• [PROBLEM TO SOLVE] Extract each line containing the string "Transferencias".

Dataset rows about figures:
☆ ☆ ☆ ☆

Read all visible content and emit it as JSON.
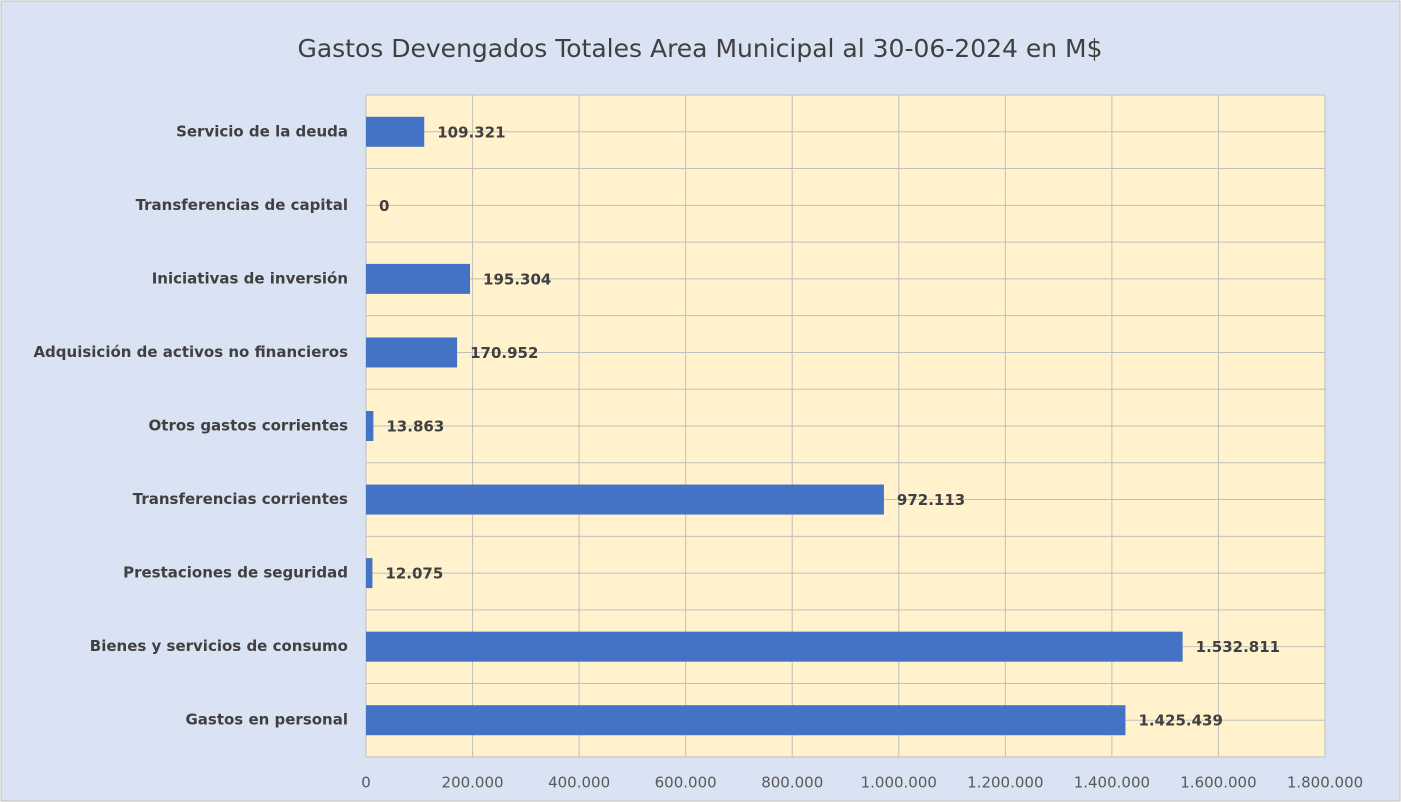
{
  "chart_data": {
    "type": "bar",
    "orientation": "horizontal",
    "title": "Gastos Devengados Totales Area Municipal al 30-06-2024 en M$",
    "categories": [
      "Gastos en personal",
      "Bienes y servicios de consumo",
      "Prestaciones de seguridad",
      "Transferencias corrientes",
      "Otros gastos corrientes",
      "Adquisición de activos no financieros",
      "Iniciativas de inversión",
      "Transferencias de capital",
      "Servicio de la deuda"
    ],
    "values": [
      1425439,
      1532811,
      12075,
      972113,
      13863,
      170952,
      195304,
      0,
      109321
    ],
    "value_labels": [
      "1.425.439",
      "1.532.811",
      "12.075",
      "972.113",
      "13.863",
      "170.952",
      "195.304",
      "0",
      "109.321"
    ],
    "color": "#4472c4",
    "xlim": [
      0,
      1800000
    ],
    "xticks": [
      0,
      {
        "value": 200000,
        "label": "200.000"
      },
      {
        "value": 400000,
        "label": "400.000"
      },
      {
        "value": 600000,
        "label": "600.000"
      },
      {
        "value": 800000,
        "label": "800.000"
      },
      {
        "value": 1000000,
        "label": "1.000.000"
      },
      {
        "value": 1200000,
        "label": "1.200.000"
      },
      {
        "value": 1400000,
        "label": "1.400.000"
      },
      {
        "value": 1600000,
        "label": "1.600.000"
      },
      {
        "value": 1800000,
        "label": "1.800.000"
      }
    ],
    "grid": true
  }
}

☆ ☆ ☆ ☆

• [SOLUTION TO THIS TASK]
      "Transferencias corrientes",
      "Transferencias de capital",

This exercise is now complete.